-- Partes do exercício --
[1] Transcreva novamente o trecho do texto sobre a recuperação do porto que se inicia nas palavras "Os investimentos necessários" e vai até "possíveis futuras enchentes.", trocando "editais" por "documentos".
[2] Responda às perguntas sobre o texto da recuperação do porto:
(a) Qual é o valor do projeto elaborado pela empresa pública?
(b) O que terá de ser feito com o prédio que abrigava a estrutura da Guarda Portuária e da operação?
(c) O que a Portos RS está preparando neste momento?

-- Trecho selecionado --

■ ■ ■ ■ ■

A empresa pública elaborou um projeto de R$ 41 milhões, já aprovado pelo Fundo do Plano Rio Grande (Funrigs), para ser investido na recuperação física da área onde ocorrem as operações hidroportuárias.
— Engloba a parte de recuperação elétrica, lógica (cabeamento de internet e fibra ótica por onde trafegam dados) e dos equipamentos, como balanças que foram perdidas — explica o presidente.
Prédio da Guarda Portuária será reconstruído
Os problemas não se limitam a essas questões, observa Klinger:
— O prédio que tinha a estrutura da Guarda Portuária e da operação terá de ser desmanchado e refeito. Por ter ficado embaixo d'água, apresentou rachaduras e ficou condenado.
Os investimentos necessários para a área do cais passam até pelos acessos ao setor das operações:
— Todos os portões de acesso à área ficaram submersos. Tudo o que havia de equipamento foi perdido. Então, hoje é tudo feito de forma manual. Precisaremos refazer toda essa infraestrutura.

Projeto resiliente
Neste momento, a Portos RS está preparando os editais da licitação para uma nova etapa da obra de recuperação. O objetivo é elaborar um projeto resiliente que proteja mais a parte onde ocorrem as operações portuárias contra possíveis futuras enchentes.
Segundo o mandatário, têm sido discutidas alternativas para que a água não entre mais nos armazéns.
— Temos alguns armazéns recuperados para receber carga e haver operação. Mas ainda precisamos fazer coisas neles. Há problemas nos telhados e estruturais, porque ficaram submersos. Teremos de fazer reforço de parede — sinaliza o presidente da Portos RS.

■ ■ ■ ■ ■

-- Seção de dados --
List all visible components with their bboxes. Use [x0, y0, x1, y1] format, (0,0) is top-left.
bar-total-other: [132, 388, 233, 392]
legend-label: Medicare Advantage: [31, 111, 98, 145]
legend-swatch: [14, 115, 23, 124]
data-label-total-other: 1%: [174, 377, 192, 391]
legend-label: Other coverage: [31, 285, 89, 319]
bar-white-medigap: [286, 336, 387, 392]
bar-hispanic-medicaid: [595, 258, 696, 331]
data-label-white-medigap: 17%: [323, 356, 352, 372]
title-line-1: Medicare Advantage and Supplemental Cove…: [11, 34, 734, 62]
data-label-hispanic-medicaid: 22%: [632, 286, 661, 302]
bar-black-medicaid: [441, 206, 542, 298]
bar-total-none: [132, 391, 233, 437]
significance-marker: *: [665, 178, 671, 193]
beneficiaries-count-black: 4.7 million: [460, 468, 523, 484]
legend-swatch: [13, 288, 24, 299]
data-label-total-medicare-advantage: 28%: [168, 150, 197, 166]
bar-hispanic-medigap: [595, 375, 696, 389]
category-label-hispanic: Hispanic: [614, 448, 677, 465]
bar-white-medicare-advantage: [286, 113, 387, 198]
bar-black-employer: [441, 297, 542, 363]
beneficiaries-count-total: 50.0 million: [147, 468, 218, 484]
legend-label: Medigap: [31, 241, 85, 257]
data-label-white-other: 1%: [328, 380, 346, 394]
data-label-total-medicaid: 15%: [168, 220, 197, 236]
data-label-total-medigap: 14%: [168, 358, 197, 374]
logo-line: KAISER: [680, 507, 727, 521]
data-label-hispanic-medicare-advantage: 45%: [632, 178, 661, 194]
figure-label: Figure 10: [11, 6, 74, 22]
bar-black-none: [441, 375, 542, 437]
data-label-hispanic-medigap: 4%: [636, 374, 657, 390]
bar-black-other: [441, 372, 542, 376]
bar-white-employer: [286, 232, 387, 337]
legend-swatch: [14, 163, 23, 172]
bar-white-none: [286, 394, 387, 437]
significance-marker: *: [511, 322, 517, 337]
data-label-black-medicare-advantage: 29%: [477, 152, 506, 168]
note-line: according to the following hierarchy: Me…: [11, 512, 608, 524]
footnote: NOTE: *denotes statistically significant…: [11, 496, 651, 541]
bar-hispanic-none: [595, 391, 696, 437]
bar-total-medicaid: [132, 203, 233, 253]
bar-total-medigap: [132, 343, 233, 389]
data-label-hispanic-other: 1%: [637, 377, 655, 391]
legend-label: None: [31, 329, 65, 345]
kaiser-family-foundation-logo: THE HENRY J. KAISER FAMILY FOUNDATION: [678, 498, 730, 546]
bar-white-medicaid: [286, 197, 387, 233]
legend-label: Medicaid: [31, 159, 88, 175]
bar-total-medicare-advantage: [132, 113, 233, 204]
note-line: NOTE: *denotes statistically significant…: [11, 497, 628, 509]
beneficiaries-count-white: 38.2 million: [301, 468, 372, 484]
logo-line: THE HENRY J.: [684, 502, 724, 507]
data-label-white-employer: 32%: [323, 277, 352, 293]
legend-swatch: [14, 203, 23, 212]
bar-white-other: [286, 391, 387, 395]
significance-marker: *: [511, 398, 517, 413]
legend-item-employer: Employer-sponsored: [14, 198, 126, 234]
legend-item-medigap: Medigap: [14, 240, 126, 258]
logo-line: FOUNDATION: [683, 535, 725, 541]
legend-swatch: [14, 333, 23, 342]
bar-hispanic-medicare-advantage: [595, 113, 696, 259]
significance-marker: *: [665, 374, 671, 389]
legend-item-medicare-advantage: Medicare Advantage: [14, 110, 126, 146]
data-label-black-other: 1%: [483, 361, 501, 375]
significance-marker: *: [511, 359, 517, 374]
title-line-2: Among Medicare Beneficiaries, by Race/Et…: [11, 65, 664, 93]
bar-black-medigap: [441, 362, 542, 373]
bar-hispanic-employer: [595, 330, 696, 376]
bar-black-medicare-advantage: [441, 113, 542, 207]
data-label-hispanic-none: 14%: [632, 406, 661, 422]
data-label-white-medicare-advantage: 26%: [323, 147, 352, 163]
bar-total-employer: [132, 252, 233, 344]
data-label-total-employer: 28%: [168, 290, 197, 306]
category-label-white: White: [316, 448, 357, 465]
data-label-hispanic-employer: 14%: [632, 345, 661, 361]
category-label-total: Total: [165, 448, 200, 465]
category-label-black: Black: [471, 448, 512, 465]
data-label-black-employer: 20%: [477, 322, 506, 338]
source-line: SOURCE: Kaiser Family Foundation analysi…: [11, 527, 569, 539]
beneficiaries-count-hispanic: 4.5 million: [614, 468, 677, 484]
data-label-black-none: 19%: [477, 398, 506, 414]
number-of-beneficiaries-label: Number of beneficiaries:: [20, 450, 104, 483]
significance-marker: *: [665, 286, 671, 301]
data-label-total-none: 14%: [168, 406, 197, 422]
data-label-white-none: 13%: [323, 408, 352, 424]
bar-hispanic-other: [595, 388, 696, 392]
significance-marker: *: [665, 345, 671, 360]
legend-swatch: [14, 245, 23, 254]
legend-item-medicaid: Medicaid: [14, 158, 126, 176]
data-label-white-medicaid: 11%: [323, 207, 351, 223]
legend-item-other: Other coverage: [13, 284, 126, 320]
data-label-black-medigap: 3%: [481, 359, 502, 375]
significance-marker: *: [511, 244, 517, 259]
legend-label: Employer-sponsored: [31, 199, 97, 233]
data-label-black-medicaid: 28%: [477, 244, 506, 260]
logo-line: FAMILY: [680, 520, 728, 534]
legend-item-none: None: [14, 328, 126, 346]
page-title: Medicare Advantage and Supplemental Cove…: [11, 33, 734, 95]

■ ■ ■ ■ ■

-- Respostas em ordem --
[1]
Os investimentos necessários para a área do cais passam até pelos acessos ao setor das operações:
— Todos os portões de acesso à área ficaram submersos. Tudo o que havia de equipamento foi perdido. Então, hoje é tudo feito de forma manual. Precisaremos refazer toda essa infraestrutura.

Projeto resiliente
Neste momento, a Portos RS está preparando os documentos da licitação para uma nova etapa da obra de recuperação. O objetivo é elaborar um projeto resiliente que proteja mais a parte onde ocorrem as operações portuárias contra possíveis futuras enchentes.

[2]
(a) R$ 41 milhões.
(b) Terá de ser desmanchado e refeito.
(c) Os editais da licitação para uma nova etapa da obra de recuperação.